(Description of the task): Keep only the lines of the data below that contain "title", and copy them.

Items from a figure collection
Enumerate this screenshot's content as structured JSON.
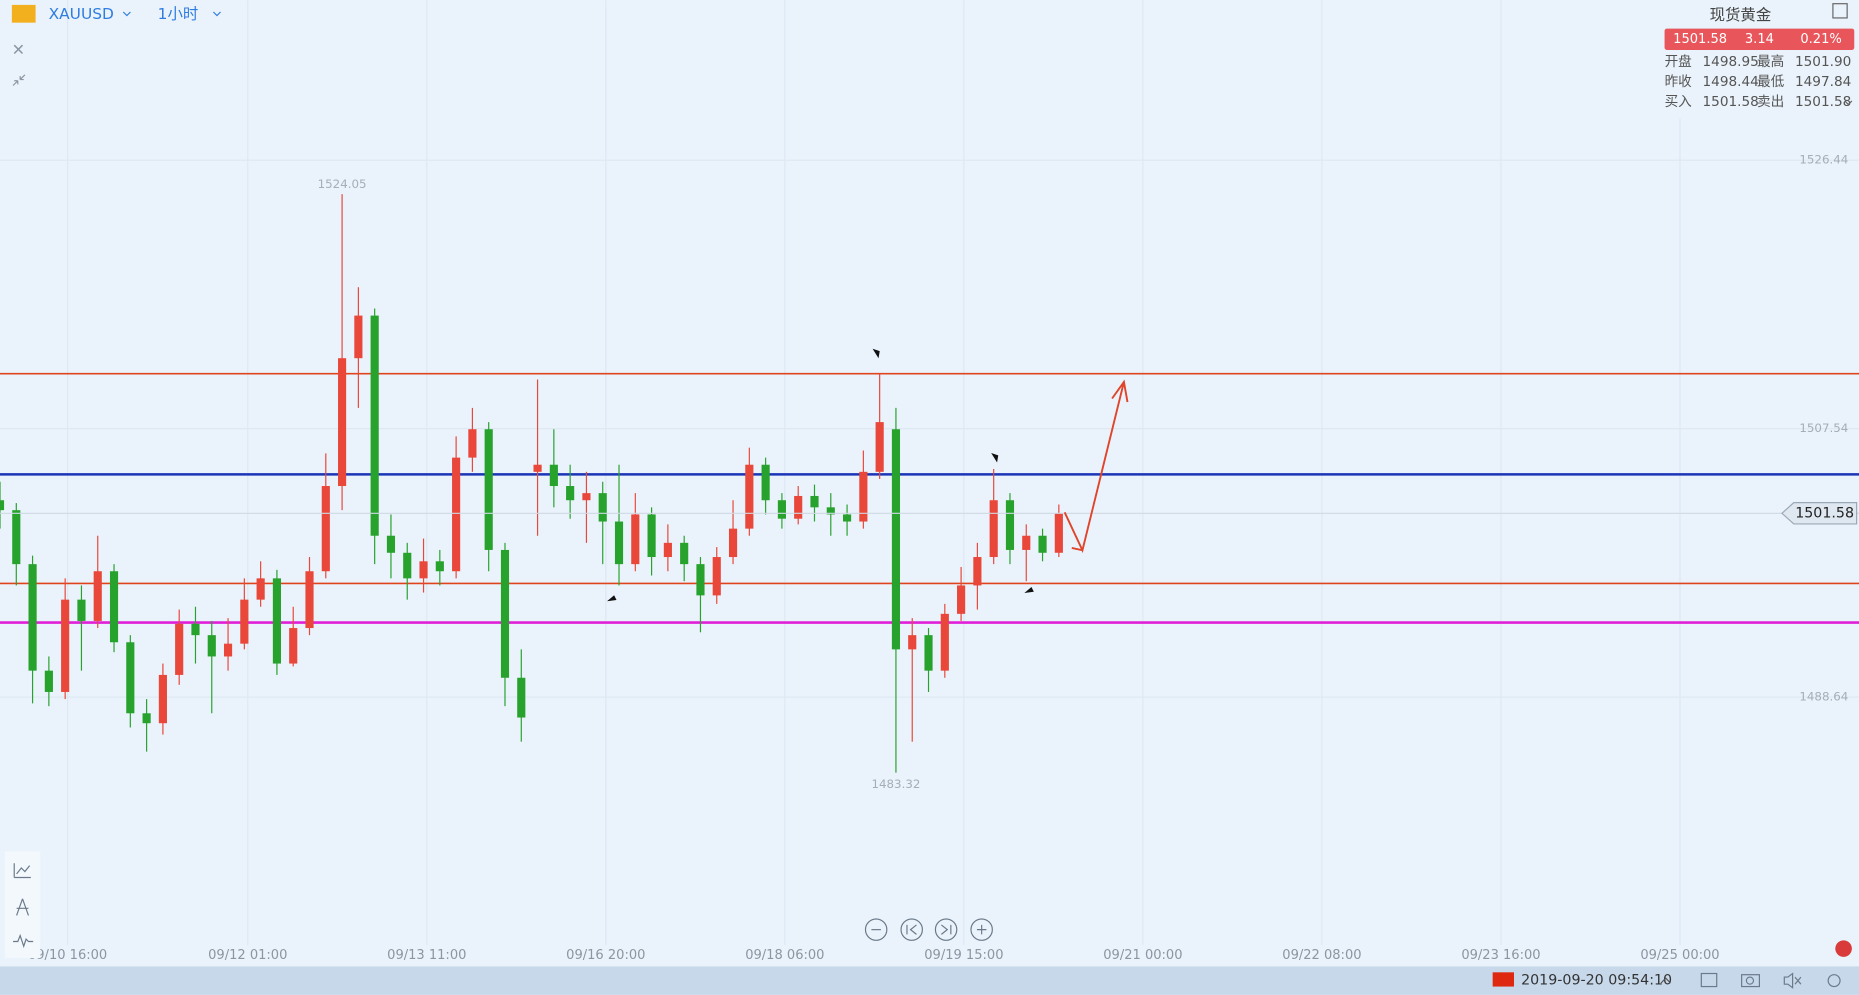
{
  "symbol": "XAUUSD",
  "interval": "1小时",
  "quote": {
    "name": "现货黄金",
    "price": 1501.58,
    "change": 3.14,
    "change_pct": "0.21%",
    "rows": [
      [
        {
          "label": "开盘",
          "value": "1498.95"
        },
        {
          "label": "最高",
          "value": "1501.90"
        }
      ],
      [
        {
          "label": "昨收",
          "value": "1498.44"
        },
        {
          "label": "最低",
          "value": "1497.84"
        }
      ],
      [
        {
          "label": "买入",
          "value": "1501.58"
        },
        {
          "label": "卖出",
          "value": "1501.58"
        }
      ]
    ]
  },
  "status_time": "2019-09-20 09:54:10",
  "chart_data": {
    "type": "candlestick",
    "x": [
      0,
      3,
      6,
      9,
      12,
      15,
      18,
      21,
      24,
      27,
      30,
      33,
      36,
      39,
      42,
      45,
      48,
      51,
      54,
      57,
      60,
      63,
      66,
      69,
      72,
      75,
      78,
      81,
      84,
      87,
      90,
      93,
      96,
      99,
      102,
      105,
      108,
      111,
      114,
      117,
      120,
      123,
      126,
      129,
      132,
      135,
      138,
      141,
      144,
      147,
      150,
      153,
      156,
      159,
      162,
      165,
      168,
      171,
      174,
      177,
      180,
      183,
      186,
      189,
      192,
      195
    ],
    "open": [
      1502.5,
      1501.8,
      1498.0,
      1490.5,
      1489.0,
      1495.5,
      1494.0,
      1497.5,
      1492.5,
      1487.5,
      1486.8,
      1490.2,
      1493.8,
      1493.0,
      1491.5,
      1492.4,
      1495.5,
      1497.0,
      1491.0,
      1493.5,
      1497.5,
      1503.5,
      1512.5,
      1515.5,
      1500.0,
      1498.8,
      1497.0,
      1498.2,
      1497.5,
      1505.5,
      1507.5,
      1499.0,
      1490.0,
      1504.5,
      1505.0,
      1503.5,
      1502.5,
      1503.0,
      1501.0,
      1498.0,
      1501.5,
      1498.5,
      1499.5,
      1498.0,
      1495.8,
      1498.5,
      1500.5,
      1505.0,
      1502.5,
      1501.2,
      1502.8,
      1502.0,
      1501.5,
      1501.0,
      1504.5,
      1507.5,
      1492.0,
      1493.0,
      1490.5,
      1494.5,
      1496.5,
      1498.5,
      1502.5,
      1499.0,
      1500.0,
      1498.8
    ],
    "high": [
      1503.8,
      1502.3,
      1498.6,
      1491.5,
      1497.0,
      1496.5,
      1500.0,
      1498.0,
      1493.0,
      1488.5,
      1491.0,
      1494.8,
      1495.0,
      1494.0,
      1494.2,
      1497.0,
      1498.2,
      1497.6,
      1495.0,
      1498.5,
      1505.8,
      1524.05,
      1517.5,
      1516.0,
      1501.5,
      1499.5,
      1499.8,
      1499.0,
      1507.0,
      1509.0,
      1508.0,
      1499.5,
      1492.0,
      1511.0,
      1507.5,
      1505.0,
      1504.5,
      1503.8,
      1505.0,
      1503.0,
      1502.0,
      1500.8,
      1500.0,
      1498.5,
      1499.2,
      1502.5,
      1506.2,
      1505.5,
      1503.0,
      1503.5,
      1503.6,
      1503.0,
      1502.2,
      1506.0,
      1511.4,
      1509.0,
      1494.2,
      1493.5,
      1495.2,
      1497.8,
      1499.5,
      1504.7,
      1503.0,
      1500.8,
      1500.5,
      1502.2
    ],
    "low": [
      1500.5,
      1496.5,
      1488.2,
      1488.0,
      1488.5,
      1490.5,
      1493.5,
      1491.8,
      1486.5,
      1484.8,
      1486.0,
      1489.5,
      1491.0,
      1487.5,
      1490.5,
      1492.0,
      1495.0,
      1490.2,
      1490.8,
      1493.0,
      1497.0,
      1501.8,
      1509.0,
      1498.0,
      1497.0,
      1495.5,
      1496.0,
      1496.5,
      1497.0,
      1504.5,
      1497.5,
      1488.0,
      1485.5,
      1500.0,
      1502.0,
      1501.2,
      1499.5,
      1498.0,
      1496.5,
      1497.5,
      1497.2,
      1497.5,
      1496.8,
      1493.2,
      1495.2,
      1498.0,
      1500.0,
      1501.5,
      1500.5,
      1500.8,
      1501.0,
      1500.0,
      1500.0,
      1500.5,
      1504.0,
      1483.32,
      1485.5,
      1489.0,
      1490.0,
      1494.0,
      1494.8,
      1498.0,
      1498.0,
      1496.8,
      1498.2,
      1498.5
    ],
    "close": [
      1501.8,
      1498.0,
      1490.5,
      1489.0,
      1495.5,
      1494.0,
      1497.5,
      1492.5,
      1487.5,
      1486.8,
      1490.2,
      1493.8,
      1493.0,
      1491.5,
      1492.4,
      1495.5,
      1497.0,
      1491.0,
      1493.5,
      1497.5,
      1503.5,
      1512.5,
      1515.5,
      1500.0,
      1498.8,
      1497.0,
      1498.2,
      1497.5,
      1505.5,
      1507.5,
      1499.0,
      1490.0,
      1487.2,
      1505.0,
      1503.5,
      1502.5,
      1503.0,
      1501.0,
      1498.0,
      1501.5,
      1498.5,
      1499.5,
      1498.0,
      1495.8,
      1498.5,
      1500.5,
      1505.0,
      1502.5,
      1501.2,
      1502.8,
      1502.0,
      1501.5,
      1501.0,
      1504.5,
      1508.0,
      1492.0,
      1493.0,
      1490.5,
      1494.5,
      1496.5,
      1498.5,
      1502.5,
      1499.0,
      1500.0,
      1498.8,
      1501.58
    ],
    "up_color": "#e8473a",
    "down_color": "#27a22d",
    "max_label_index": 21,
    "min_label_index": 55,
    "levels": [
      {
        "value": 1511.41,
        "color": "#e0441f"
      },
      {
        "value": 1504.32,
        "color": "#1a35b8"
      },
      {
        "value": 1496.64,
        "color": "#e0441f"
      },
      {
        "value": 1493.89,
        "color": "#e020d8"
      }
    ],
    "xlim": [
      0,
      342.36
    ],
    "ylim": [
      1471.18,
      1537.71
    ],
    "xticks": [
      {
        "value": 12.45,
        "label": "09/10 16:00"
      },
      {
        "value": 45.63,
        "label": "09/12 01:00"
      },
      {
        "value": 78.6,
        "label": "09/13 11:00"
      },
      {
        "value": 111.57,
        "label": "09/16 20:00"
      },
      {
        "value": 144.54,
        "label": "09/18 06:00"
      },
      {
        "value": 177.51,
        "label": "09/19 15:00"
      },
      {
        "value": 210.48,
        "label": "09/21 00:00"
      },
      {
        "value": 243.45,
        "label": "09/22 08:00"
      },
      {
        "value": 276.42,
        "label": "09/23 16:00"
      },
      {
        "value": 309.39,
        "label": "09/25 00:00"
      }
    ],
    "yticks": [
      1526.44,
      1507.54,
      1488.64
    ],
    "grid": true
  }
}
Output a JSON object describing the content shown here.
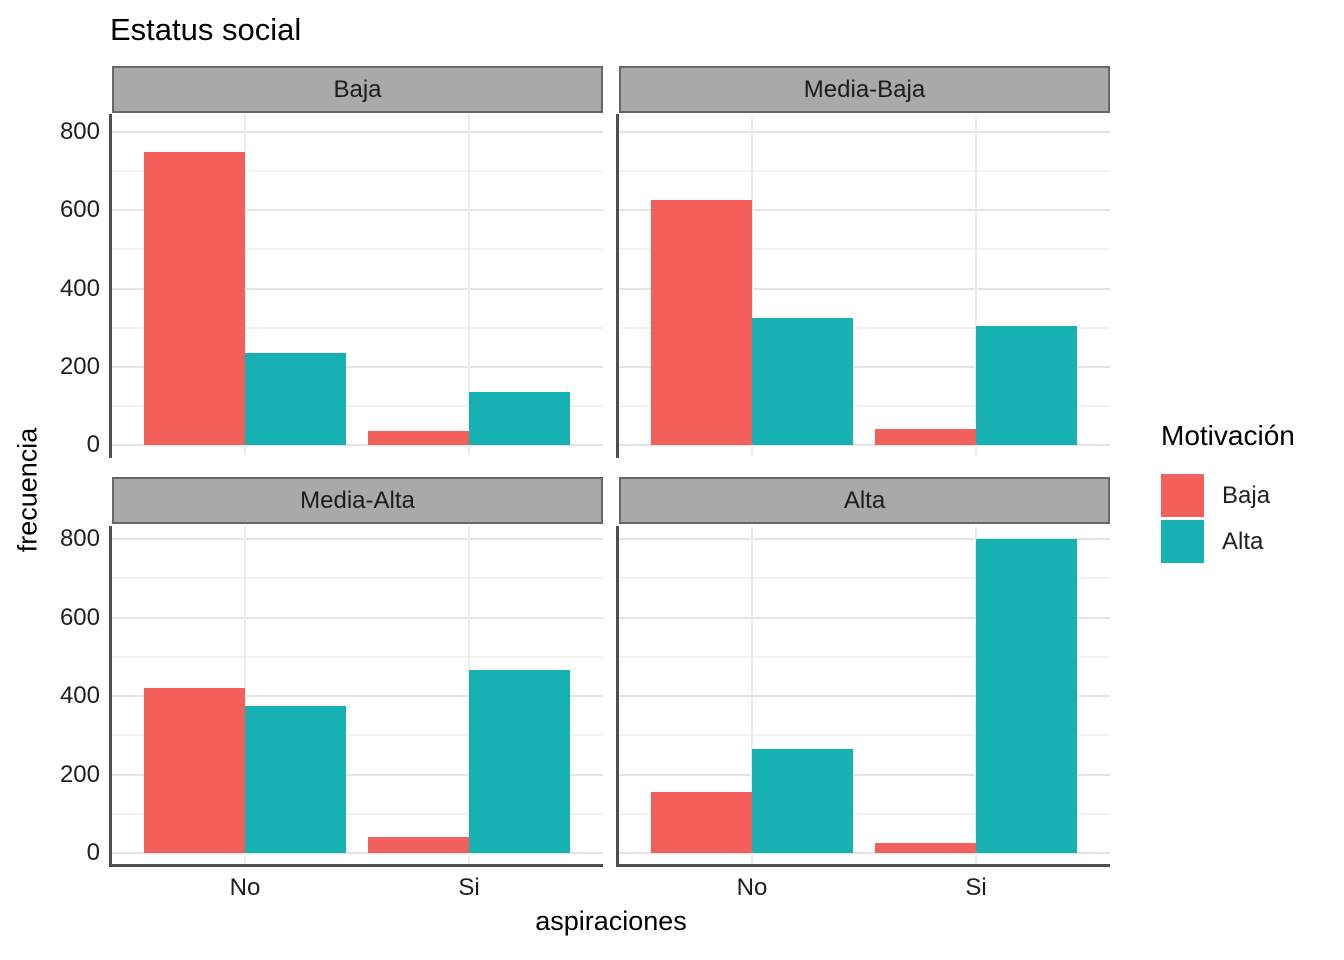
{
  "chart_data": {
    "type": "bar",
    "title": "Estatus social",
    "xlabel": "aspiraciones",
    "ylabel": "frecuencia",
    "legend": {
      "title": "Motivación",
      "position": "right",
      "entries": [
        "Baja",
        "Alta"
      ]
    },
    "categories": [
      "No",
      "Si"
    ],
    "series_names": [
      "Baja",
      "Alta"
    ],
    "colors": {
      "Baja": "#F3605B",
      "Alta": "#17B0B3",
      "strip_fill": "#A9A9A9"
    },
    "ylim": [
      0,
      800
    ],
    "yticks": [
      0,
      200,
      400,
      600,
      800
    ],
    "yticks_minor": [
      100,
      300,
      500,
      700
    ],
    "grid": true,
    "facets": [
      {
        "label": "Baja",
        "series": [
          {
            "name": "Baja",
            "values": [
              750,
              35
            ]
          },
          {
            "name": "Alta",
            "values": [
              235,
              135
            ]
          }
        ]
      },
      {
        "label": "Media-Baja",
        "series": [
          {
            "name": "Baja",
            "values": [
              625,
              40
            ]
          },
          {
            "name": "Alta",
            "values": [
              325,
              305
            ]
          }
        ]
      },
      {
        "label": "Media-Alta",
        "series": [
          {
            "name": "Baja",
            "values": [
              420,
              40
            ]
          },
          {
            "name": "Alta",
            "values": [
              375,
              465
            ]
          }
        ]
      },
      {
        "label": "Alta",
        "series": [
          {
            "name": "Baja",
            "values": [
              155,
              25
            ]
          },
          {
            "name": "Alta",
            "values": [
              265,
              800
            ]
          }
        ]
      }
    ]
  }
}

(Worked solution):
    "title": "Estatus social",
      "title": "Motivación",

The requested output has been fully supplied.